■ SET TASK ■
From the entries below, extract every line that includes the word "description".

Dataset records:
━━━━━━━━━━

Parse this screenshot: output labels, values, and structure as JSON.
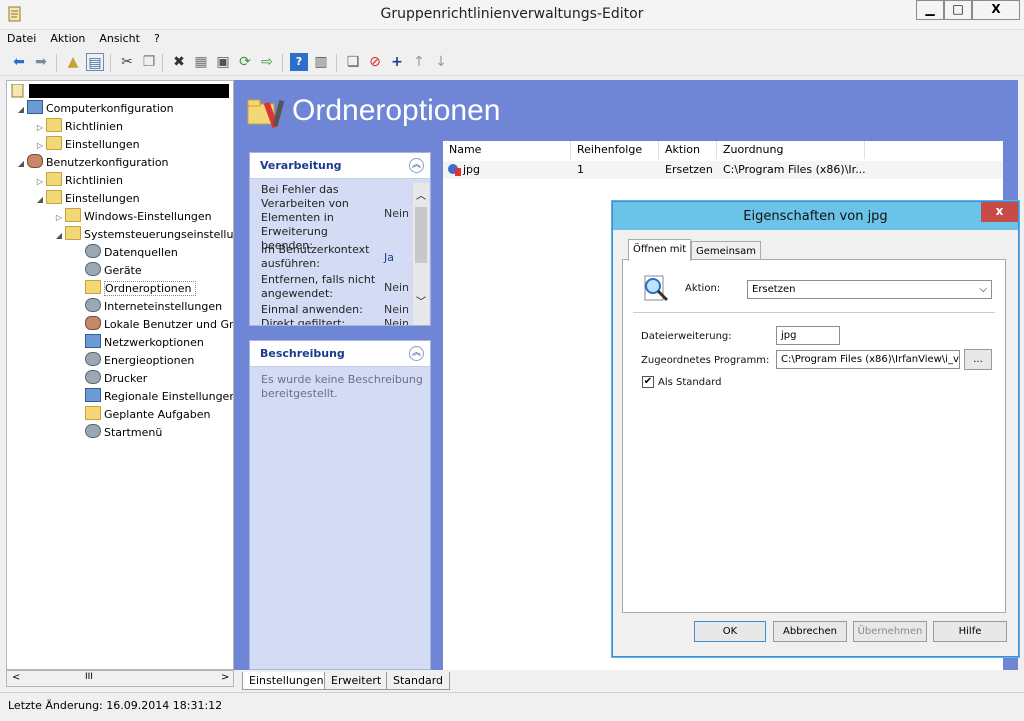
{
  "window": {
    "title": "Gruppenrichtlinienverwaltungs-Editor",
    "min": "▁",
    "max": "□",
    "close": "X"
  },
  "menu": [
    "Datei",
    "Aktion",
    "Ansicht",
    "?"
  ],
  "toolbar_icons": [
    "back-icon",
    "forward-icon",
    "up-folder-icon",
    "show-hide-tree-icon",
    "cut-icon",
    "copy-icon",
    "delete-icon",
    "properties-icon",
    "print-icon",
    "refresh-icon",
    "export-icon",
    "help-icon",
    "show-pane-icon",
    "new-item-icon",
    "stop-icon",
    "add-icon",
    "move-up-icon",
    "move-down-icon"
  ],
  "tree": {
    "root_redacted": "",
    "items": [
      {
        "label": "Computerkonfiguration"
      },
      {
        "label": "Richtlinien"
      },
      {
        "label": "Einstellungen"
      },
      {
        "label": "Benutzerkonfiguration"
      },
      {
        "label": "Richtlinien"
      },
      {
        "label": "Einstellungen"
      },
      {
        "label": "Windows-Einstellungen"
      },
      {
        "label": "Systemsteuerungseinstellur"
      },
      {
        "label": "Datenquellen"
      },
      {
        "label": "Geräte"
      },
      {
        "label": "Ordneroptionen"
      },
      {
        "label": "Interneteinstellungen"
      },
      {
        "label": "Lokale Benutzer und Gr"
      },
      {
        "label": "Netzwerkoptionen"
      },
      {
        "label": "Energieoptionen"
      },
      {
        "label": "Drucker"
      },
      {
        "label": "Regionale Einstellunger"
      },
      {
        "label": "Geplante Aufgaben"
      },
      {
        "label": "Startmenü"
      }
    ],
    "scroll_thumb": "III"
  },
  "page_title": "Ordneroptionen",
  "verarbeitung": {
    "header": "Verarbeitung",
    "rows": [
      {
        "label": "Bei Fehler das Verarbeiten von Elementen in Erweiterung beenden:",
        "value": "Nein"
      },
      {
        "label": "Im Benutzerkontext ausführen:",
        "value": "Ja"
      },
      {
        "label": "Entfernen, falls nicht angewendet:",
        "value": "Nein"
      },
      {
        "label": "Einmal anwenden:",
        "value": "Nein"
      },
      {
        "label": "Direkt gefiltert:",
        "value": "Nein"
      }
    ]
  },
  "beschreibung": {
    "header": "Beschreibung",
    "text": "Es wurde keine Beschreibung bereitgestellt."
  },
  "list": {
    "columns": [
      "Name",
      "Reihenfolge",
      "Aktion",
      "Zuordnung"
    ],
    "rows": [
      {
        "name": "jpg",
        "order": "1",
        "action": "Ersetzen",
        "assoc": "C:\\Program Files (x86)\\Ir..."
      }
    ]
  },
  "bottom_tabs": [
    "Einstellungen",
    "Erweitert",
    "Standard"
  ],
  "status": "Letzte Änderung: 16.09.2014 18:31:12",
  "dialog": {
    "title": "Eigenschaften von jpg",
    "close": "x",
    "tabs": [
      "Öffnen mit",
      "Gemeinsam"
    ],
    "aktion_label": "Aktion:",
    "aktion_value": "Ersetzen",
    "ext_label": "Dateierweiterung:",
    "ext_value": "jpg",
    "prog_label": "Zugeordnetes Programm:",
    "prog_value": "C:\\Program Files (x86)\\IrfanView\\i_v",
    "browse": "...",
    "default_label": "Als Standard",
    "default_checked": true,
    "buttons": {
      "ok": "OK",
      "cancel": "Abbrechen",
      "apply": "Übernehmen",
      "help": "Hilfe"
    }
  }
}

━━━━━━━━━━

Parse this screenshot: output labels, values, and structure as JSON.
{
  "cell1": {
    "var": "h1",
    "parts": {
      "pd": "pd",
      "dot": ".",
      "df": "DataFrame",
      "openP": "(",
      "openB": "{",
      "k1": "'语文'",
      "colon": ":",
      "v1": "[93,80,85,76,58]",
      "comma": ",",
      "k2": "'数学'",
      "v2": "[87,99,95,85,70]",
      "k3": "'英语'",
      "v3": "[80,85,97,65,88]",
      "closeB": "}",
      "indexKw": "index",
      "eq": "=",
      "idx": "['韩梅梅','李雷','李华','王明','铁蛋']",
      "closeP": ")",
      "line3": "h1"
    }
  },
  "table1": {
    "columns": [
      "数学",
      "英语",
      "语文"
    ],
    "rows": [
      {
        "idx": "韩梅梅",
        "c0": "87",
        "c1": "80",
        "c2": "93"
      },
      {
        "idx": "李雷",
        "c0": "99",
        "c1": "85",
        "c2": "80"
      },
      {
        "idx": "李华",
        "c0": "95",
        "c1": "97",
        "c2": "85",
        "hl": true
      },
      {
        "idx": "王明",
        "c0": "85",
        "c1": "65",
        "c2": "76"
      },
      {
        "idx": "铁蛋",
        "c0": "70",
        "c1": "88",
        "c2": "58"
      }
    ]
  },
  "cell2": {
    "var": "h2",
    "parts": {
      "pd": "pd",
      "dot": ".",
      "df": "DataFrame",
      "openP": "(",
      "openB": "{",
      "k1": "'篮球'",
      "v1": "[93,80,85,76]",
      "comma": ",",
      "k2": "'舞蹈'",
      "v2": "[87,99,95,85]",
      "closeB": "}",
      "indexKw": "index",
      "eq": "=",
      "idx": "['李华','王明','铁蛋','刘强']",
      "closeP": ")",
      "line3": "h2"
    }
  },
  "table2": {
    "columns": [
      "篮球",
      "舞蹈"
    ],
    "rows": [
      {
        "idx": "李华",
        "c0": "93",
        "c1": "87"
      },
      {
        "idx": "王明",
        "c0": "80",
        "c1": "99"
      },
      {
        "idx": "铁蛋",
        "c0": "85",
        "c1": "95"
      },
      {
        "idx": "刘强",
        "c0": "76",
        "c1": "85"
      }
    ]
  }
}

━━━━━━━━━━

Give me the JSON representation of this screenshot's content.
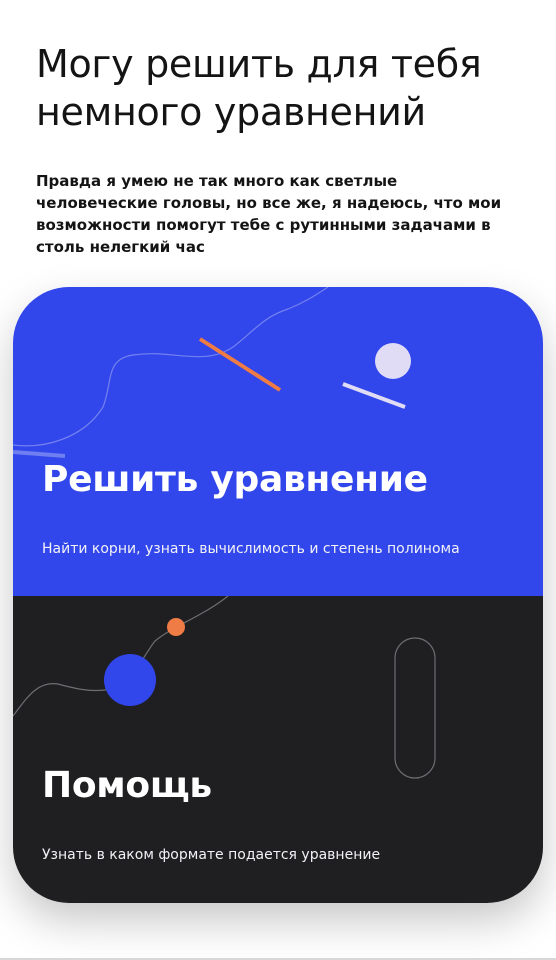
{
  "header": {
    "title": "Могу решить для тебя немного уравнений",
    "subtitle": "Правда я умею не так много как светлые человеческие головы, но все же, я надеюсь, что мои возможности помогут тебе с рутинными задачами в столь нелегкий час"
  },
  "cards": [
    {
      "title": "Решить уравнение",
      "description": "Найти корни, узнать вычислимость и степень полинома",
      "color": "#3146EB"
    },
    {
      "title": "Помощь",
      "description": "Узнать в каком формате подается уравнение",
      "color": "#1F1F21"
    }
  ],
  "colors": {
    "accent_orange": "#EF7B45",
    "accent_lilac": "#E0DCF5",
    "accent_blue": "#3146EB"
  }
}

━━━━━━━━━━

■ IN RESPONSE ■
      "description": "Найти корни, узнать вычислимость и степень полинома",
      "description": "Узнать в каком формате подается уравнение",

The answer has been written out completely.